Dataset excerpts
● ● ● ● ● ● ●

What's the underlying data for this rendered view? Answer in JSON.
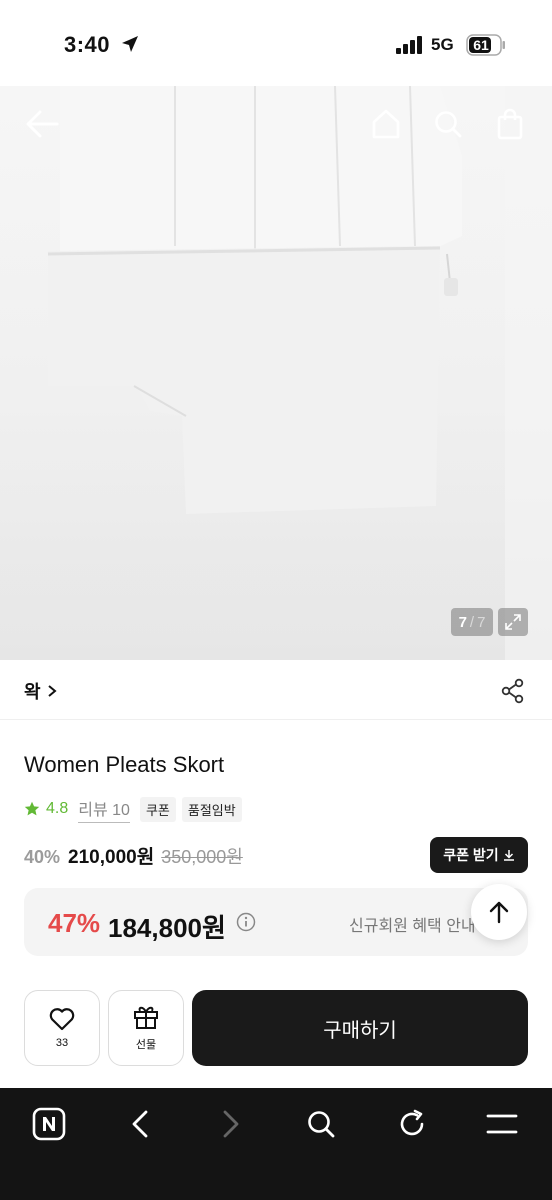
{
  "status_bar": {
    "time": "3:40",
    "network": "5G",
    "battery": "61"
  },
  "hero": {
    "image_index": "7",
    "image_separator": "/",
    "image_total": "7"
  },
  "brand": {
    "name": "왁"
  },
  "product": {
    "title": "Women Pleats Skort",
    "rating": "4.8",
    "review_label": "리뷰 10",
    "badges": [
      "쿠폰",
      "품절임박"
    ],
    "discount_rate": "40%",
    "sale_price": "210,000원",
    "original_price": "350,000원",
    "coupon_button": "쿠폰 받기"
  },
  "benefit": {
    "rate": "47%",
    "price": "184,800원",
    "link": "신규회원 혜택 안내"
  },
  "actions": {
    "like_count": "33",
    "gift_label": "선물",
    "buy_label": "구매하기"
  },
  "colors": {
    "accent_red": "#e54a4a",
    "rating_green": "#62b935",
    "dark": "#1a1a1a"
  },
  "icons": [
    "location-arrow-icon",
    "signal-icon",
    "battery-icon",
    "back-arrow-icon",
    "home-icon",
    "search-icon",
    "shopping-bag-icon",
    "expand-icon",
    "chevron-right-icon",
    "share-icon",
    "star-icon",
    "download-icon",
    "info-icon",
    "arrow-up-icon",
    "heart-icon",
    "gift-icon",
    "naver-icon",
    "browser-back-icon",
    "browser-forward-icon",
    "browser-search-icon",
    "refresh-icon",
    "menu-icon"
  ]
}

● ● ● ● ● ● ●

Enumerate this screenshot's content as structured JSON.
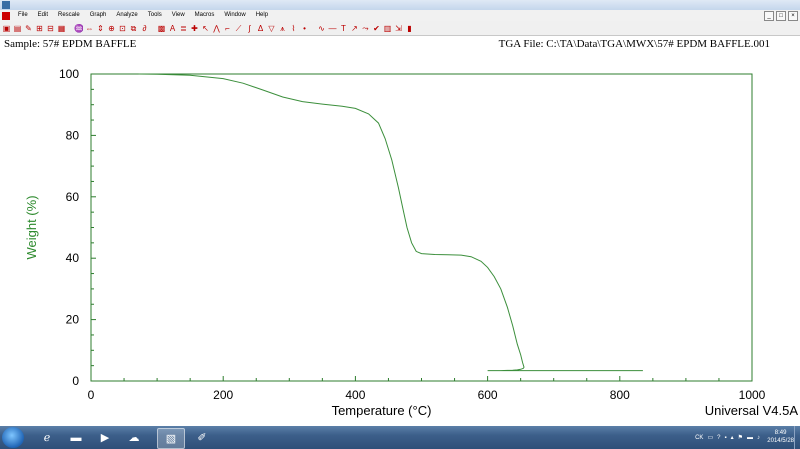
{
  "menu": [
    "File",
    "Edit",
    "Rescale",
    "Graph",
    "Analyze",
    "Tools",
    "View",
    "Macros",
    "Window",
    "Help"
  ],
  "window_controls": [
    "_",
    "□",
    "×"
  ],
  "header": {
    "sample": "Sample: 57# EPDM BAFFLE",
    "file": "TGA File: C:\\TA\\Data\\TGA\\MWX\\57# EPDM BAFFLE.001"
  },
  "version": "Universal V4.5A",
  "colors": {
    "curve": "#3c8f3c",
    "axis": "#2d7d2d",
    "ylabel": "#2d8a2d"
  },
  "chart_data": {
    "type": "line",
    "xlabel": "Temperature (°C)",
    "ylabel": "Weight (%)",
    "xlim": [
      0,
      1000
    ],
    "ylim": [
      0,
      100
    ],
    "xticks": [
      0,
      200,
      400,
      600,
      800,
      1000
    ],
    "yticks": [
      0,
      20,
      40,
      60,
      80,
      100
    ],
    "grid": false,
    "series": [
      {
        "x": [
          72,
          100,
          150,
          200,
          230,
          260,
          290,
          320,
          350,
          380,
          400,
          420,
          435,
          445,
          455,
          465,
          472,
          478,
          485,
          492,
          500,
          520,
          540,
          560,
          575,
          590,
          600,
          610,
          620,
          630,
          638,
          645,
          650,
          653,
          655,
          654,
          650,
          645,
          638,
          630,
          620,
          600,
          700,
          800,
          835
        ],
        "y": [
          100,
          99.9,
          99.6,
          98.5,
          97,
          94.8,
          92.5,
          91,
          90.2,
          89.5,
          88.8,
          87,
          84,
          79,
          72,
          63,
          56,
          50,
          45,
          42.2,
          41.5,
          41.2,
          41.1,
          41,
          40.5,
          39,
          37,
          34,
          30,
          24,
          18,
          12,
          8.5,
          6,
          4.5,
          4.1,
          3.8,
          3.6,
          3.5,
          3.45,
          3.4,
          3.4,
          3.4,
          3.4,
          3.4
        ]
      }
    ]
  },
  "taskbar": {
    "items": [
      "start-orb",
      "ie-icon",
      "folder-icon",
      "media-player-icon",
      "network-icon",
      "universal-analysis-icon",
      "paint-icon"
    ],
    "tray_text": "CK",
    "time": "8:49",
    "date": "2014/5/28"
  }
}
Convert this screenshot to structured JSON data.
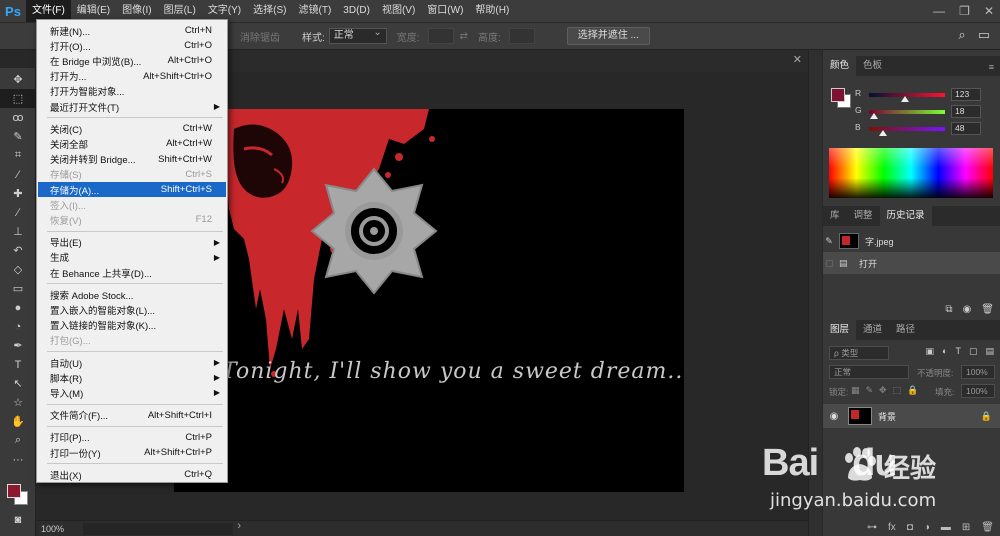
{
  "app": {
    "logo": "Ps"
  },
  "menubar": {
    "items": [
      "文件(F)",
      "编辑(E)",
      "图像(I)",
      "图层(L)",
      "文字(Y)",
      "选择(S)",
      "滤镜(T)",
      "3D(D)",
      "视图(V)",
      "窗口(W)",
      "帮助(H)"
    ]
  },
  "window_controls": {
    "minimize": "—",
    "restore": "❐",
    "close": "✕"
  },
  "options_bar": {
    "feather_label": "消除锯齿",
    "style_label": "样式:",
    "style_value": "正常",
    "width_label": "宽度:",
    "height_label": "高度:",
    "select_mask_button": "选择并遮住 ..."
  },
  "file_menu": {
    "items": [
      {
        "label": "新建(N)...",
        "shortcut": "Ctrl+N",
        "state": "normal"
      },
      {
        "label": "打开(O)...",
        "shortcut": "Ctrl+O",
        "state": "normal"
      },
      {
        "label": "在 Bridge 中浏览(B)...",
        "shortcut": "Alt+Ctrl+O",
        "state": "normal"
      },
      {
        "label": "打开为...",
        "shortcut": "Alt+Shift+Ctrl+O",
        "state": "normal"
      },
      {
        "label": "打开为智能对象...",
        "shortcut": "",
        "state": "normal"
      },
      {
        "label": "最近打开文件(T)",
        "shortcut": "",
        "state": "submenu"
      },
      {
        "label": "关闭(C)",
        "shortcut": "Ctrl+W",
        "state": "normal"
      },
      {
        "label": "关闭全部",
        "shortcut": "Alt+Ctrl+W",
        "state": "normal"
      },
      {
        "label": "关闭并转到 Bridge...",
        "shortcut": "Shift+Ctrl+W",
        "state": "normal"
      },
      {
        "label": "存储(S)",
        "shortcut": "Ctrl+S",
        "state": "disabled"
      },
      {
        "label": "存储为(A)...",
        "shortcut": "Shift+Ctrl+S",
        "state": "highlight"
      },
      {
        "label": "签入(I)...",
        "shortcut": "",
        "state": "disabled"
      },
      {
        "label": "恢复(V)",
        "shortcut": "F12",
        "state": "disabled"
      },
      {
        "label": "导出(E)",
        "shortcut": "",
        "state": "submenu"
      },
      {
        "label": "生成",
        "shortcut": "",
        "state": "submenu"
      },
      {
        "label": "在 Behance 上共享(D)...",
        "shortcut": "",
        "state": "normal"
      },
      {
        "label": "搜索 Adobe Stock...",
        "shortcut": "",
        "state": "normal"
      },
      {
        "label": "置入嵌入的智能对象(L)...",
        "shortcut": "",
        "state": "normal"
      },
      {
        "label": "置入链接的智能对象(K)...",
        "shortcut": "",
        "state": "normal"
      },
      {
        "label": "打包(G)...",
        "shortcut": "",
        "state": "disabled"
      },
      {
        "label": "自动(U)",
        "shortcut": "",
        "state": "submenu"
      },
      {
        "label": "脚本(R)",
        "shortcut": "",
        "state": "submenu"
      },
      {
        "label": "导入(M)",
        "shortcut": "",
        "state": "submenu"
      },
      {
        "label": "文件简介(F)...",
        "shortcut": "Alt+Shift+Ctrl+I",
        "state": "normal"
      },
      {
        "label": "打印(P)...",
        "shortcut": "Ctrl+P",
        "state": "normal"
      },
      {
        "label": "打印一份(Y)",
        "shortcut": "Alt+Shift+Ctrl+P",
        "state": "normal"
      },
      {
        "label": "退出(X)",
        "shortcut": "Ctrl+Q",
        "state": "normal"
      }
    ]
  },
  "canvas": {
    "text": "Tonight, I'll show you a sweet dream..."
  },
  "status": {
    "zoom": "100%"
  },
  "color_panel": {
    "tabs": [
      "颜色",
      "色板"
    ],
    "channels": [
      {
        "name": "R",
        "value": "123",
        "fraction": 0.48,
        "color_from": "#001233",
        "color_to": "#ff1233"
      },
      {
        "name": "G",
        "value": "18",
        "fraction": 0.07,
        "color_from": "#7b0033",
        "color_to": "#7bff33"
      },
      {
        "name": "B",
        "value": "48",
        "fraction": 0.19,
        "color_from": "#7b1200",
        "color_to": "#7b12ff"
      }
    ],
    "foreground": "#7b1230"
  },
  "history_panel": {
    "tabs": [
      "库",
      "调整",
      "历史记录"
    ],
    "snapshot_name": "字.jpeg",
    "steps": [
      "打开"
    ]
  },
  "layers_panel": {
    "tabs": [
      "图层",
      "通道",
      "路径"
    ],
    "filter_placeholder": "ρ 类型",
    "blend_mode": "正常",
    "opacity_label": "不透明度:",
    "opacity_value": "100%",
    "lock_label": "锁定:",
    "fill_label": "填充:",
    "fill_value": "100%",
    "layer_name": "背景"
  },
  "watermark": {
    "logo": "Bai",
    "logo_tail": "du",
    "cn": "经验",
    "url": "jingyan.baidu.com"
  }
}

● ● ● ● ● ● ●

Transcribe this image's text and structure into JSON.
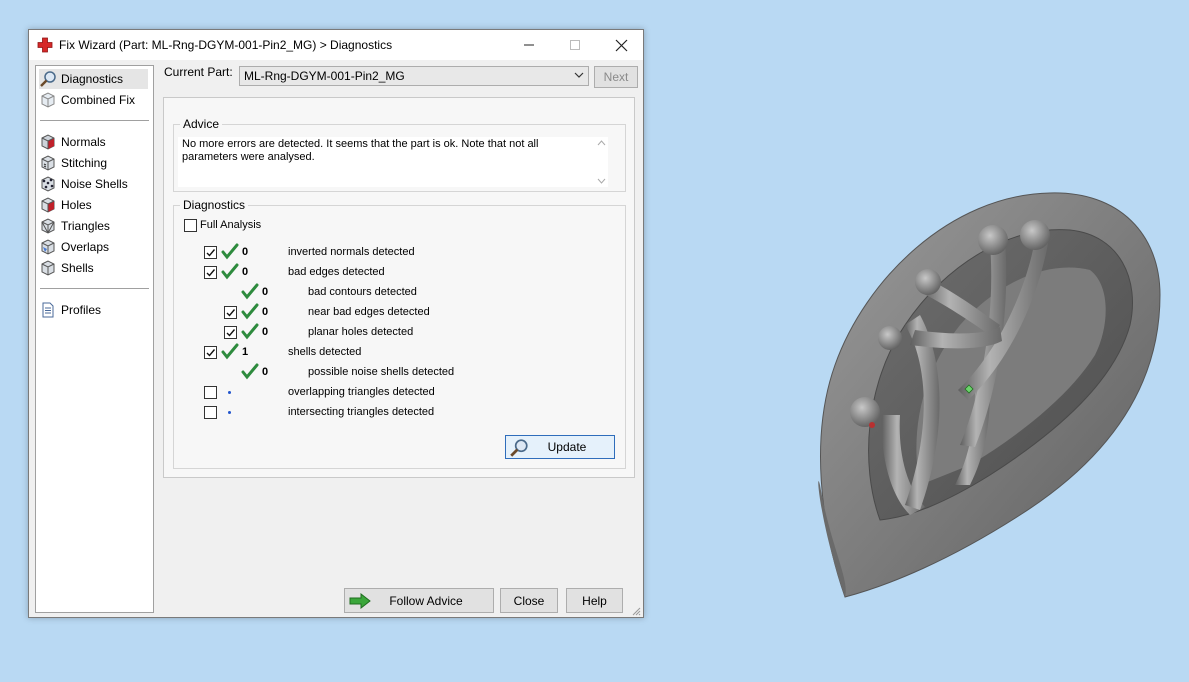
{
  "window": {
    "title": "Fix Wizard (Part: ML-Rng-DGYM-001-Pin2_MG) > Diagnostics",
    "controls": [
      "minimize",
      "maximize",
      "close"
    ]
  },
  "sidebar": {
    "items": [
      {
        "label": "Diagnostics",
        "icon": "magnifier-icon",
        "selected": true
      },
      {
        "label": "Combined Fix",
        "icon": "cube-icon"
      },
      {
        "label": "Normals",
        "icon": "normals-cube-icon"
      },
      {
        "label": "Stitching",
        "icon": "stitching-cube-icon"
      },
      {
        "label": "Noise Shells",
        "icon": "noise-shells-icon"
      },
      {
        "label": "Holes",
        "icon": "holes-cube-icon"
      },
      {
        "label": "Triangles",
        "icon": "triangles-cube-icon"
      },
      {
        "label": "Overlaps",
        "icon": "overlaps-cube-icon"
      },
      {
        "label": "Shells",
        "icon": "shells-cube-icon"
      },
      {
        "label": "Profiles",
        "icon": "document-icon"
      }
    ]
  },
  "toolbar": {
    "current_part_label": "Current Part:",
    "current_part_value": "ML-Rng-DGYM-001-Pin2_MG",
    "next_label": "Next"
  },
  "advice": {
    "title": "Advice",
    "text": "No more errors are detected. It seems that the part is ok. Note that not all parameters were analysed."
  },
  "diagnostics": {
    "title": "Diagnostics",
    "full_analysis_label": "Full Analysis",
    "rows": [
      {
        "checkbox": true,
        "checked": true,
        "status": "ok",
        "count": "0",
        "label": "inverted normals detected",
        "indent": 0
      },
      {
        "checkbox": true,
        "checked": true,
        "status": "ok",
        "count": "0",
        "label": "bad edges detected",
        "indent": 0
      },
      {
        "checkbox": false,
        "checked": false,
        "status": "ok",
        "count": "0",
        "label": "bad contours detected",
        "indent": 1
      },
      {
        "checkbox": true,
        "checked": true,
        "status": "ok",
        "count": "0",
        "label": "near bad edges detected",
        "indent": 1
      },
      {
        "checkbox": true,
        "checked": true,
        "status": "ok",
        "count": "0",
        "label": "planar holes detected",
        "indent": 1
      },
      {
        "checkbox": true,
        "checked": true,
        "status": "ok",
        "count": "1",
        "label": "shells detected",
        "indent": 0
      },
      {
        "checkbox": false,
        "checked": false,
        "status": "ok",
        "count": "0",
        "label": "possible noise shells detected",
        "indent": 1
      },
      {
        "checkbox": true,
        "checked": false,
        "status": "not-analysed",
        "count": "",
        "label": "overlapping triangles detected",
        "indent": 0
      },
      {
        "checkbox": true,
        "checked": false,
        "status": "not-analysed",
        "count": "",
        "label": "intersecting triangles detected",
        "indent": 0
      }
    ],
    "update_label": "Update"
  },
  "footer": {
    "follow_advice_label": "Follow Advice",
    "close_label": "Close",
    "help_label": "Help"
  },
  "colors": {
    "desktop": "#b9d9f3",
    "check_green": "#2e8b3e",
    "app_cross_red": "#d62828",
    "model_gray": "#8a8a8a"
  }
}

● ● ● ● ● ● ●

Within the listing above, find every line containing the string "detected" and return it.

# The reply:
    "text": "No more errors are detected. It seems that the part is ok. Note that not all parameters were analysed."
        "label": "inverted normals detected",
        "label": "bad edges detected",
        "label": "bad contours detected",
        "label": "near bad edges detected",
        "label": "planar holes detected",
        "label": "shells detected",
        "label": "possible noise shells detected",
        "label": "overlapping triangles detected",
        "label": "intersecting triangles detected",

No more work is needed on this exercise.